(DOCUMENT SEGMENT begins)

I am posting a blog post that was written by Benedikt Geier, a Ph.D. candidate who just handed in his Ph.D. thesis at the Max Planck Institute for Marine Microbiology in Bremen, Germany. In my eyes, these last couple of months before submitting a doctoral thesis are the hardest, and that’s why I am even more impressed with Benedikt’s summary of one of his Ph.D. chapters that was recently published. When I received the first draft of this post, I literally got goosebumps and was holding my breath while reading it. So spectacular. Enjoy!
Naturalists like Amalie Dietrich, Marian Farquharson, Alfred R. Wallace, or Charles Darwin visualized the form and function of animals, plants, and environments by drawing the organisms and their behaviour. Today, we know that the natural world consists of far more organisms and processes than that we can see by eye and that must be considered to understand biological systems. A perfect example is bacteria. Every animal and plant is not only in physical contact with bacteria but also interacts with them through a hidden chemical language. The aim of our study and my PhD in general was to develop approaches to visualize and understand the molecular interactions between animals and almost every animal or plant on our planet.
A simple example for capturing a biological process could be to film the symbiosis between anemones and clownfish in an aquarium. It would show how both partners meet and then establish and maintain their symbiotic interaction. For instance, their behaviour would show that the anemone serves as protection and food source for the clownfish and in return, the clownfish ventilates and frees the anemone from parasites. However, to further explain these processes, we have to look behind the scenes at a microbial and chemical level to understand how the clownfish can avoid the stinging cells of the anemone and how the anemone recognizes the clownfish itself (Roux, et al. 2019).
Visualizing such basic processes for the interactions between animals and bacteria presents a very difficult challenge. Both partners interact on an extremely small scale and mainly through the exchange of molecules, which both cannot be captured with standard imaging techniques. To top it off, the majority of animal–microbe symbioses cannot be maintained in an aquarium, terrarium, or lab culture. The main reason is that they depend on interactions with other organisms and the environment, from tropical rain forests to the bottom of the ocean. Altogether, these interactions are nearly impossible to reproduce.

(DOCUMENT SEGMENT ends)
(DATA TO EXAMINE begins)

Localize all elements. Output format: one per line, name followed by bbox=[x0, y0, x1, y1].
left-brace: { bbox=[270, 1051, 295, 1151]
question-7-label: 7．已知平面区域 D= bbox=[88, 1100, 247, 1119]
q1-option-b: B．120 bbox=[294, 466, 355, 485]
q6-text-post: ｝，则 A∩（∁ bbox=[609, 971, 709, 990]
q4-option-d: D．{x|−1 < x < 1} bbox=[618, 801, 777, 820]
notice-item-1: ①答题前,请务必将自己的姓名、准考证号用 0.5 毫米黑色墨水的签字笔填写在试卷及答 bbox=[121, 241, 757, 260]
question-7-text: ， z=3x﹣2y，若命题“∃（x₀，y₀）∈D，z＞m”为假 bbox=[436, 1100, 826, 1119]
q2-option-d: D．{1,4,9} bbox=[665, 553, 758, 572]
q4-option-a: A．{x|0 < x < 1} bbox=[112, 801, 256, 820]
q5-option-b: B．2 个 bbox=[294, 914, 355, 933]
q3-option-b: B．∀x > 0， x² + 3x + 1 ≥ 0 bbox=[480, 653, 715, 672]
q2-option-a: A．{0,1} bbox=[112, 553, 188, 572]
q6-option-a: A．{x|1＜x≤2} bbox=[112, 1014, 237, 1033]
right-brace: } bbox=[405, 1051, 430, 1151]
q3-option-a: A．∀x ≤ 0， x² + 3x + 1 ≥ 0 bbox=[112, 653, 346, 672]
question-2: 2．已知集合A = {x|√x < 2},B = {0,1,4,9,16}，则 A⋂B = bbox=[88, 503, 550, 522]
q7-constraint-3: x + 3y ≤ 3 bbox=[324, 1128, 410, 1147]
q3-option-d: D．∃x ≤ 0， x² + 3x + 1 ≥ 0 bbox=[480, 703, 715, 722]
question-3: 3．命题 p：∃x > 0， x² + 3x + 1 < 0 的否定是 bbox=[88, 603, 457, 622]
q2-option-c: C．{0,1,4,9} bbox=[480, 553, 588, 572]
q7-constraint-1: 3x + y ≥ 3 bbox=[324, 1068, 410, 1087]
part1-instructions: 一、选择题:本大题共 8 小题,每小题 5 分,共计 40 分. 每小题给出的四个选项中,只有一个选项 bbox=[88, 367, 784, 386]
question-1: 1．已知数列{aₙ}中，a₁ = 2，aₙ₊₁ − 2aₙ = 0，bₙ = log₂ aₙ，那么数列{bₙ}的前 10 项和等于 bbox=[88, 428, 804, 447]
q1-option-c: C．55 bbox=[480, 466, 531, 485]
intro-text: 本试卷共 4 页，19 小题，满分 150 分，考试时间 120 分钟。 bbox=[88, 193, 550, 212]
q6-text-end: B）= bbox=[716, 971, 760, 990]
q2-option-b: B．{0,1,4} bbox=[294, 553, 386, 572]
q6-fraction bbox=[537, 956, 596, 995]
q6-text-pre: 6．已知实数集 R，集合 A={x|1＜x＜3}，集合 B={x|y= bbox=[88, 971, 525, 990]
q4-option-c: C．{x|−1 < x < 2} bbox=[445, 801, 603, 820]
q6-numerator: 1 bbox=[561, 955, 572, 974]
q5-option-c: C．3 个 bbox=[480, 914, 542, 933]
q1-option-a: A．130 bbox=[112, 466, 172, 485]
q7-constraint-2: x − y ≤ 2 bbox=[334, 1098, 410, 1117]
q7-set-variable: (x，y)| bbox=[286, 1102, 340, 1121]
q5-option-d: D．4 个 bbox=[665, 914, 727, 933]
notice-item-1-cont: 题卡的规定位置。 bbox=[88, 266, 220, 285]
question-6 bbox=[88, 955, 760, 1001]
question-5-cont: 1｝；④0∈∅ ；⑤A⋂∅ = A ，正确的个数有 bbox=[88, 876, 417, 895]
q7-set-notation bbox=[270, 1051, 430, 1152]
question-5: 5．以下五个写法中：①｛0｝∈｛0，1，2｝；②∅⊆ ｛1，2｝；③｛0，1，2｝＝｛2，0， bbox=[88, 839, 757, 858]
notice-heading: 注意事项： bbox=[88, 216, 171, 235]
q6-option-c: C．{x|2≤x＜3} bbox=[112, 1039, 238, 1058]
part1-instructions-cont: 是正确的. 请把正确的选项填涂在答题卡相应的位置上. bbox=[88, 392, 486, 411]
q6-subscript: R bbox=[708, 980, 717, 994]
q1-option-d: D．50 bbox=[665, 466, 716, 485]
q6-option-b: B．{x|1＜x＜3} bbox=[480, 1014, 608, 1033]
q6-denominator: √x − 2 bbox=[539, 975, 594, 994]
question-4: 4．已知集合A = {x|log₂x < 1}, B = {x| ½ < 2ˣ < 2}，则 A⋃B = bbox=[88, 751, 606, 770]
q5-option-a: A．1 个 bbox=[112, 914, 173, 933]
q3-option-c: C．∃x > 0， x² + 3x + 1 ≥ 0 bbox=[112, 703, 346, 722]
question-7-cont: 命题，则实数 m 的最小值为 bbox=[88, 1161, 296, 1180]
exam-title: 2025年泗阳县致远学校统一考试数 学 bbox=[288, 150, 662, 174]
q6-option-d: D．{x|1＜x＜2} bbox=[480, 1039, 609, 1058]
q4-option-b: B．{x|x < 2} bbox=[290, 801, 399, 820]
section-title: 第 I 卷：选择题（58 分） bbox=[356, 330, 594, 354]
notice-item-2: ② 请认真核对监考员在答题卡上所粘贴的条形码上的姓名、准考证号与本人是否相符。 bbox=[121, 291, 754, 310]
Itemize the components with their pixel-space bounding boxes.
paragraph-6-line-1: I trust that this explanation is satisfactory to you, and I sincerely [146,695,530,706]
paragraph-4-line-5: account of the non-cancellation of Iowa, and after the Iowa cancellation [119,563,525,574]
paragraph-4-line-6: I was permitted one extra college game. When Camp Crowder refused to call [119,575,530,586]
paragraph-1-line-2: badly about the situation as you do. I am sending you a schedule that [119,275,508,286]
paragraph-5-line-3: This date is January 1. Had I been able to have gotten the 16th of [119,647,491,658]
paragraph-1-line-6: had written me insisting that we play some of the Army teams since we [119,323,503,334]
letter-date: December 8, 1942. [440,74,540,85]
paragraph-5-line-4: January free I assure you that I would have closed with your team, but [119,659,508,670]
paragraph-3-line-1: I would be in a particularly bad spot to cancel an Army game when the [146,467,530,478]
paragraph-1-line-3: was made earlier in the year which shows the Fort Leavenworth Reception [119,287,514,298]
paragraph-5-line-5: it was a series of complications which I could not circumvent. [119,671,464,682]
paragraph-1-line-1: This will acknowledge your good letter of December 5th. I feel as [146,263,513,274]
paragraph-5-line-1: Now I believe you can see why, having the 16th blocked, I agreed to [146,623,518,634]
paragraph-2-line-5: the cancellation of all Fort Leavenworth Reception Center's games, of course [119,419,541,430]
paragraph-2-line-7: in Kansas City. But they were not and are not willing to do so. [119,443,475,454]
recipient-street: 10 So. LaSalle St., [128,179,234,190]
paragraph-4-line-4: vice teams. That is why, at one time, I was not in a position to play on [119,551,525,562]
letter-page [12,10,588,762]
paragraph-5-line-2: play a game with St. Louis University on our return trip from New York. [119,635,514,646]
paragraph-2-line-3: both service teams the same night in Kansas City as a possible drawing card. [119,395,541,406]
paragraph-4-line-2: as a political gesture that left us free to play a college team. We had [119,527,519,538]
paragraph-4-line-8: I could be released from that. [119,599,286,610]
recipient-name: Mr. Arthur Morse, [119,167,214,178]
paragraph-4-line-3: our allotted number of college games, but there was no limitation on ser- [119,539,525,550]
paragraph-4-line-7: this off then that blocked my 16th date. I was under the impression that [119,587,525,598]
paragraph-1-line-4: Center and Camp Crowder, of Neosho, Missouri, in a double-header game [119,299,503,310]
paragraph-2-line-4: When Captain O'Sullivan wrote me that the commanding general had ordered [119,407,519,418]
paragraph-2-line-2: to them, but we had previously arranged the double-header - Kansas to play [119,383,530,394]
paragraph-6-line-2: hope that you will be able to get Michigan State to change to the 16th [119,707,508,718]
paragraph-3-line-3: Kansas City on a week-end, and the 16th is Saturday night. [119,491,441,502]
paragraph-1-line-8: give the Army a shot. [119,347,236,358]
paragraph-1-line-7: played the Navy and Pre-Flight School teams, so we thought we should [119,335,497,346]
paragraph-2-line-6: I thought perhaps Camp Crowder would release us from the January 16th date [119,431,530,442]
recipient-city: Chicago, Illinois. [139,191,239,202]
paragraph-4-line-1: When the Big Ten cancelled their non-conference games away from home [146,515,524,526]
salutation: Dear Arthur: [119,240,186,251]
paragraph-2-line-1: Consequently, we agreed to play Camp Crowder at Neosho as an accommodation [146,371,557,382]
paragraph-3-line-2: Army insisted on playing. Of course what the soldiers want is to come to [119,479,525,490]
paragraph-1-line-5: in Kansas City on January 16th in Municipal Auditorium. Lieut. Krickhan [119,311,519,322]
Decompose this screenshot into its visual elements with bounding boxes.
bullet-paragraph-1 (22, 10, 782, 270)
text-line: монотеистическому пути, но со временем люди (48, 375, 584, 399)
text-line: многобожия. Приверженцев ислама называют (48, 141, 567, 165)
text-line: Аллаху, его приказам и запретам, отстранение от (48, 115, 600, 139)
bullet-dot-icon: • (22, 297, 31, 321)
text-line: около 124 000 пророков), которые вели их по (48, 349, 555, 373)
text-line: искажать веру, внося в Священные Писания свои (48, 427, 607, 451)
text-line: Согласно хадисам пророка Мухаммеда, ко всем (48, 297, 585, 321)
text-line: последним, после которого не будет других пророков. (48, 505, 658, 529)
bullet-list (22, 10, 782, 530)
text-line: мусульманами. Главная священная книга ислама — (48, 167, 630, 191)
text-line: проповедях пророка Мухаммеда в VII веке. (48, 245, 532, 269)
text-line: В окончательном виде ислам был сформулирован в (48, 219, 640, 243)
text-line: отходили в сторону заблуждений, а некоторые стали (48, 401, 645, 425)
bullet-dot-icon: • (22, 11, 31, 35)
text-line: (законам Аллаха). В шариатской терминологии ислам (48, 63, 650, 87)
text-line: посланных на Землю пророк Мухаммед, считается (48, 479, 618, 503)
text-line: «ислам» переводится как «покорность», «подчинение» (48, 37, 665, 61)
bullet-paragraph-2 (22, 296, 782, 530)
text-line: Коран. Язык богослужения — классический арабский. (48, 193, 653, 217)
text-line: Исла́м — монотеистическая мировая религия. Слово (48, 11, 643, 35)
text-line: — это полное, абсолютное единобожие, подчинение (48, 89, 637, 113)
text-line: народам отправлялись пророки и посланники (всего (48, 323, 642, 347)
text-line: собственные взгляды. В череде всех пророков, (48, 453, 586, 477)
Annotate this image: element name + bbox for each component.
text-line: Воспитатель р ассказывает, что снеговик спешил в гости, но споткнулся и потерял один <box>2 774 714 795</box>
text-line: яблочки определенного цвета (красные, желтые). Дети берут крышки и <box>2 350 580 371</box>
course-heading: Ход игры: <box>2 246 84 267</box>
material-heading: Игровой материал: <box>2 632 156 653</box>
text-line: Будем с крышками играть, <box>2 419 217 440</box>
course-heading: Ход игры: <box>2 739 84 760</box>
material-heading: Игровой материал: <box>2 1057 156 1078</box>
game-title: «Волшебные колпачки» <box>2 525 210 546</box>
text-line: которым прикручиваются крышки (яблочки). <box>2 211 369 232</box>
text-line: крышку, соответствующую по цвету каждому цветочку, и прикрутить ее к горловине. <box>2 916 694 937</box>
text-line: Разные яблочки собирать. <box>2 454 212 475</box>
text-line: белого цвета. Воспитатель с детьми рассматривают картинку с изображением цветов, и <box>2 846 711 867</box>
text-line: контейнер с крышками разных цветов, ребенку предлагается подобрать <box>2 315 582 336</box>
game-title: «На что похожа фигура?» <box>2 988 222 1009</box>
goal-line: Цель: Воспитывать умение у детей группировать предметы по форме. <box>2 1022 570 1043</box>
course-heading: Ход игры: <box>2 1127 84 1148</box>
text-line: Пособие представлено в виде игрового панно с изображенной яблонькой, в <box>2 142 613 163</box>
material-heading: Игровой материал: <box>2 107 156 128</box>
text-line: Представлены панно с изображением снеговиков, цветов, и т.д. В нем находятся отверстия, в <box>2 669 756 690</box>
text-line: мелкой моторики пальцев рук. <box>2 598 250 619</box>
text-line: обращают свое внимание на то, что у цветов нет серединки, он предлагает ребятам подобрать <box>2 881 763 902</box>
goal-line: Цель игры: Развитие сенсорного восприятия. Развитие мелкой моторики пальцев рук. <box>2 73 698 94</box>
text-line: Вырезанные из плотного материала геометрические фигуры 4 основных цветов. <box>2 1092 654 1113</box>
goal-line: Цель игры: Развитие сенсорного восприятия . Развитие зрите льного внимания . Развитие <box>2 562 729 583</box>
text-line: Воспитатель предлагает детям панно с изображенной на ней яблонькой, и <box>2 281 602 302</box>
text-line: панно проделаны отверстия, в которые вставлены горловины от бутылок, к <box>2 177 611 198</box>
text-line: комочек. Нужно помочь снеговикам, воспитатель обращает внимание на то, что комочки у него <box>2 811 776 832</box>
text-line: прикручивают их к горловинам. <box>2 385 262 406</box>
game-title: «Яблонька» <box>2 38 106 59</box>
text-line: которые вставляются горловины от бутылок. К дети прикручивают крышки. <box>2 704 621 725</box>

(DATA TO EXAMINE ends)

APPLY WHAT YOU READ:
- 1) Please transcribe the symbiosis blog post, starting at "Naturalists like Amalie" and ending at "on our planet.".
- 2) Write the next part of the blog post on animal–bacteria symbiosis, picking up after its final sentence.
The records have nothing to do with the blog post on animal–bacteria symbiosis.

ANSWER SET:
- 1)
Naturalists like Amalie Dietrich, Marian Farquharson, Alfred R. Wallace, or Charles Darwin visualized the form and function of animals, plants, and environments by drawing the organisms and their behaviour. Today, we know that the natural world consists of far more organisms and processes than that we can see by eye and that must be considered to understand biological systems. A perfect example is bacteria. Every animal and plant is not only in physical contact with bacteria but also interacts with them through a hidden chemical language. The aim of our study and my PhD in general was to develop approaches to visualize and understand the molecular interactions between animals and almost every animal or plant on our planet.

- 2)
Over the past four years my colleagues and I tackled this challenge by visualizing the symbiotic interactions of a non-culturable animal–bacteria symbiosis from the deep sea. We wanted to understand the symbiotic interactions between deep-sea mussels from the genus Bathymodiolus and their intracellular symbiotic bacteria. Bathymodiolus mussels live at hydrothermal vents and cold seeps (Dubilier, et al. 2008; see Figure 1). The mussels’ survival strategy is based on chemosynthesis. Independent of photosynthetic products, they can survive in the deep sea by feeding on organic molecules that are synthesized by their chemoautotrophic bacterial symbionts and by directly digesting the bacteria intracellularly (Zheng, et al. 2017). These chemosynthetic bacteria oxidize chemicals from the vent fluids and mainly consist of two genotypes that we refer to as methane oxidizer (MOX) and sulfur oxidizer (SOX), depending on their substrate. Both MOX and SOX colonize the epithelial cells of the gill (Figures 2 and 3), called bacteriocytes, which turn the gill into a respiratory and symbiotic organ at once.
Unlike the phenotype of an animal, which can have a specific anatomy, coloration or behaviour, the phenotype of bacteria is more difficult to visualize. Although bacteria occur in many shapes and sizes, the most precise representation of their phenotype that describes their composition and behaviour are the molecules bacteria produce. One example is their so-called metabolic phenotype (Phelan, et al. 2011). Metabolites are small molecules below 1500 Da and are often involved in communication and defence or act as nutrients that are exchanged between hosts and their microbes (Brunetti, et al. 2018). The Bathymodiolus symbiosis has been extensively studied at a genomic, transcriptomic and proteomic level from bulk measurements, but how metabolites are distributed between both symbiotic partners was completely unknown before I started my PhD.
Compared to the clown fish–anemone symbiosis that we can observe by eye, we faced two substantial challenges in trying to visualize the metabolic interactions between host and bacteria of the Bathymodiolus symbiosis:
- How can we visualize the intracellular bacteria?
- Once we can see the bacteria, how can we document their “interactions” with the animal host?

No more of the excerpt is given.